Given task:
Copy the lines that follow, keeping every character the same.

Extracted information:
====================

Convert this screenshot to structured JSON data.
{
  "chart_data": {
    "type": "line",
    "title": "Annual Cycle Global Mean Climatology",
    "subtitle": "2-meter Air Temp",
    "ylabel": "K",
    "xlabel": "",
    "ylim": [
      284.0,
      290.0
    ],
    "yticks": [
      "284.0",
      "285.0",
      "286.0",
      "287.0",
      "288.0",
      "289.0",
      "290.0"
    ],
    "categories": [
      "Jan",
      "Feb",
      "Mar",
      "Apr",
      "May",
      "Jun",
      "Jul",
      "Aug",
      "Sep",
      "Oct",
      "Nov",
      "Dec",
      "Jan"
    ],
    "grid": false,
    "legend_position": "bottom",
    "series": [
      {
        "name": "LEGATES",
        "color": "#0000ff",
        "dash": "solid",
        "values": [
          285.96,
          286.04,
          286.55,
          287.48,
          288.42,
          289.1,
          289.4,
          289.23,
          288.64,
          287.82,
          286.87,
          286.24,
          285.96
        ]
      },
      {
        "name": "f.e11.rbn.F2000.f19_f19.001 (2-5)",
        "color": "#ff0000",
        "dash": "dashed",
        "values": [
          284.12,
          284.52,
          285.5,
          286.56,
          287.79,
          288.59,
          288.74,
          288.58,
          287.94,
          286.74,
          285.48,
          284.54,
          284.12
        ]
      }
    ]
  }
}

====================

The output:
Convert this screenshot to structured JSON data.
{
  "chart_data": {
    "type": "line",
    "title": "Annual Cycle Global Mean Climatology",
    "subtitle": "2-meter Air Temp",
    "ylabel": "K",
    "xlabel": "",
    "ylim": [
      284.0,
      290.0
    ],
    "yticks": [
      "284.0",
      "285.0",
      "286.0",
      "287.0",
      "288.0",
      "289.0",
      "290.0"
    ],
    "categories": [
      "Jan",
      "Feb",
      "Mar",
      "Apr",
      "May",
      "Jun",
      "Jul",
      "Aug",
      "Sep",
      "Oct",
      "Nov",
      "Dec",
      "Jan"
    ],
    "grid": false,
    "legend_position": "bottom",
    "series": [
      {
        "name": "LEGATES",
        "color": "#0000ff",
        "dash": "solid",
        "values": [
          285.96,
          286.04,
          286.55,
          287.48,
          288.42,
          289.1,
          289.4,
          289.23,
          288.64,
          287.82,
          286.87,
          286.24,
          285.96
        ]
      },
      {
        "name": "f.e11.rbn.F2000.f19_f19.001 (2-5)",
        "color": "#ff0000",
        "dash": "dashed",
        "values": [
          284.12,
          284.52,
          285.5,
          286.56,
          287.79,
          288.59,
          288.74,
          288.58,
          287.94,
          286.74,
          285.48,
          284.54,
          284.12
        ]
      }
    ]
  }
}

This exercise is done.